| Directions |
Leave out the pictures and repeat everything else in the records exactly.

| Dataset |
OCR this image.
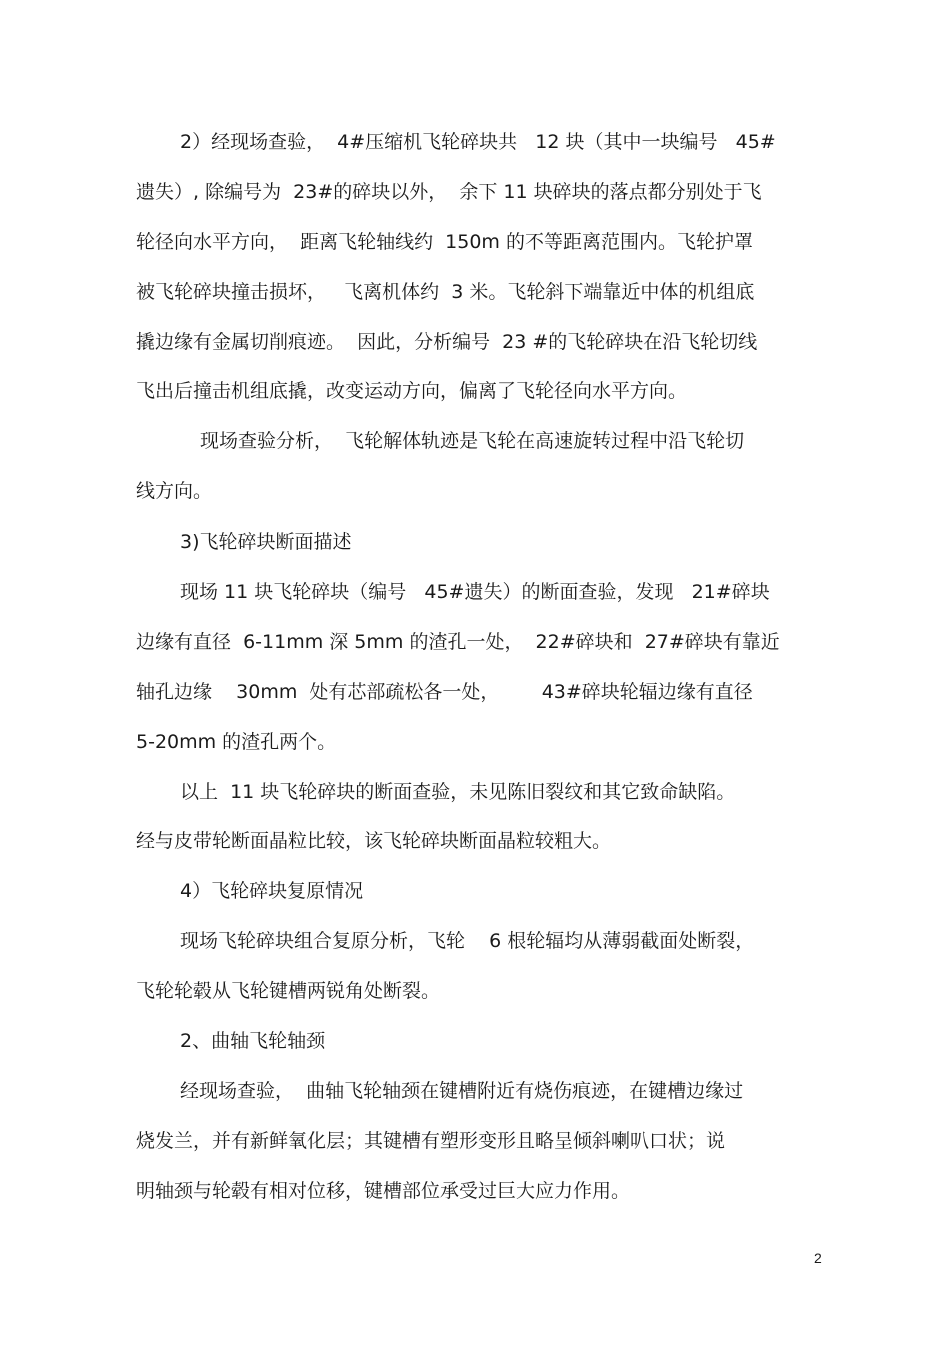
2）经现场查验，  4#压缩机飞轮碎块共   12 块（其中一块编号   45#
遗失）, 除编号为  23#的碎块以外，  余下 11 块碎块的落点都分别处于飞
轮径向水平方向，  距离飞轮轴线约  150m 的不等距离范围内。飞轮护罩
被飞轮碎块撞击损坏，   飞离机体约  3 米。飞轮斜下端靠近中体的机组底
撬边缘有金属切削痕迹。  因此，分析编号  23 #的飞轮碎块在沿飞轮切线
飞出后撞击机组底撬，改变运动方向，偏离了飞轮径向水平方向。
现场查验分析，  飞轮解体轨迹是飞轮在高速旋转过程中沿飞轮切
线方向。
3)飞轮碎块断面描述
现场 11 块飞轮碎块（编号   45#遗失）的断面查验，发现   21#碎块
边缘有直径  6-11mm 深 5mm 的渣孔一处，  22#碎块和  27#碎块有靠近
轴孔边缘    30mm  处有芯部疏松各一处，       43#碎块轮辐边缘有直径
5-20mm 的渣孔两个。
以上  11 块飞轮碎块的断面查验，未见陈旧裂纹和其它致命缺陷。
经与皮带轮断面晶粒比较，该飞轮碎块断面晶粒较粗大。
4）飞轮碎块复原情况
现场飞轮碎块组合复原分析，飞轮    6 根轮辐均从薄弱截面处断裂，
飞轮轮毂从飞轮键槽两锐角处断裂。
2、曲轴飞轮轴颈
经现场查验，  曲轴飞轮轴颈在键槽附近有烧伤痕迹，在键槽边缘过
烧发兰，并有新鲜氧化层；其键槽有塑形变形且略呈倾斜喇叭口状；说
明轴颈与轮毂有相对位移，键槽部位承受过巨大应力作用。
2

| Solution to this exercise |
OCR this image.
2）经现场查验，  4#压缩机飞轮碎块共   12 块（其中一块编号   45#
遗失）, 除编号为  23#的碎块以外，  余下 11 块碎块的落点都分别处于飞
轮径向水平方向，  距离飞轮轴线约  150m 的不等距离范围内。飞轮护罩
被飞轮碎块撞击损坏，   飞离机体约  3 米。飞轮斜下端靠近中体的机组底
撬边缘有金属切削痕迹。  因此，分析编号  23 #的飞轮碎块在沿飞轮切线
飞出后撞击机组底撬，改变运动方向，偏离了飞轮径向水平方向。
现场查验分析，  飞轮解体轨迹是飞轮在高速旋转过程中沿飞轮切
线方向。
3)飞轮碎块断面描述
现场 11 块飞轮碎块（编号   45#遗失）的断面查验，发现   21#碎块
边缘有直径  6-11mm 深 5mm 的渣孔一处，  22#碎块和  27#碎块有靠近
轴孔边缘    30mm  处有芯部疏松各一处，       43#碎块轮辐边缘有直径
5-20mm 的渣孔两个。
以上  11 块飞轮碎块的断面查验，未见陈旧裂纹和其它致命缺陷。
经与皮带轮断面晶粒比较，该飞轮碎块断面晶粒较粗大。
4）飞轮碎块复原情况
现场飞轮碎块组合复原分析，飞轮    6 根轮辐均从薄弱截面处断裂，
飞轮轮毂从飞轮键槽两锐角处断裂。
2、曲轴飞轮轴颈
经现场查验，  曲轴飞轮轴颈在键槽附近有烧伤痕迹，在键槽边缘过
烧发兰，并有新鲜氧化层；其键槽有塑形变形且略呈倾斜喇叭口状；说
明轴颈与轮毂有相对位移，键槽部位承受过巨大应力作用。
2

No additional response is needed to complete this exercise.